*INSTRUCTION*: Set down all of the data that follows word for word, without the images.

*MATERIAL SHOWN*:
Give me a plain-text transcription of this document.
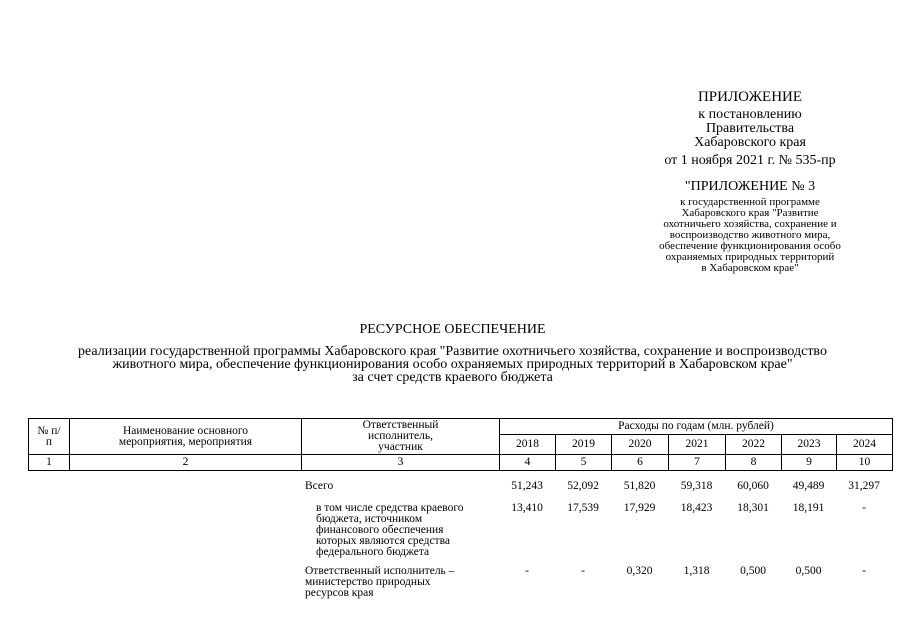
ПРИЛОЖЕНИЕ
к постановлению
Правительства
Хабаровского края
от 1 ноября 2021 г. № 535-пр
"ПРИЛОЖЕНИЕ № 3
к государственной программе
Хабаровского края "Развитие
охотничьего хозяйства, сохранение и
воспроизводство животного мира,
обеспечение функционирования особо
охраняемых природных территорий
в Хабаровском крае"
РЕСУРСНОЕ ОБЕСПЕЧЕНИЕ
реализации государственной программы Хабаровского края "Развитие охотничьего хозяйства, сохранение и воспроизводство
животного мира, обеспечение функционирования особо охраняемых природных территорий в Хабаровском крае"
за счет средств краевого бюджета
№ п/п	Наименование основного мероприятия, мероприятия	Ответственный исполнитель, участник	Расходы по годам (млн. рублей)						
			2018	2019	2020	2021	2022	2023	2024
1	2	3	4	5	6	7	8	9	10
		Всего	51,243	52,092	51,820	59,318	60,060	49,489	31,297
		в том числе средства краевого бюджета, источником финансового обеспечения которых являются средства федерального бюджета	13,410	17,539	17,929	18,423	18,301	18,191	-
		Ответственный исполнитель – министерство природных ресурсов края	-	-	0,320	1,318	0,500	0,500	-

*EXERCISE RESPONSE*:
Give me a plain-text transcription of this document.
ПРИЛОЖЕНИЕ
к постановлению
Правительства
Хабаровского края
от 1 ноября 2021 г. № 535-пр
"ПРИЛОЖЕНИЕ № 3
к государственной программе
Хабаровского края "Развитие
охотничьего хозяйства, сохранение и
воспроизводство животного мира,
обеспечение функционирования особо
охраняемых природных территорий
в Хабаровском крае"
РЕСУРСНОЕ ОБЕСПЕЧЕНИЕ
реализации государственной программы Хабаровского края "Развитие охотничьего хозяйства, сохранение и воспроизводство
животного мира, обеспечение функционирования особо охраняемых природных территорий в Хабаровском крае"
за счет средств краевого бюджета
№ п/п	Наименование основного мероприятия, мероприятия	Ответственный исполнитель, участник	Расходы по годам (млн. рублей)						
			2018	2019	2020	2021	2022	2023	2024
1	2	3	4	5	6	7	8	9	10
		Всего	51,243	52,092	51,820	59,318	60,060	49,489	31,297
		в том числе средства краевого бюджета, источником финансового обеспечения которых являются средства федерального бюджета	13,410	17,539	17,929	18,423	18,301	18,191	-
		Ответственный исполнитель – министерство природных ресурсов края	-	-	0,320	1,318	0,500	0,500	-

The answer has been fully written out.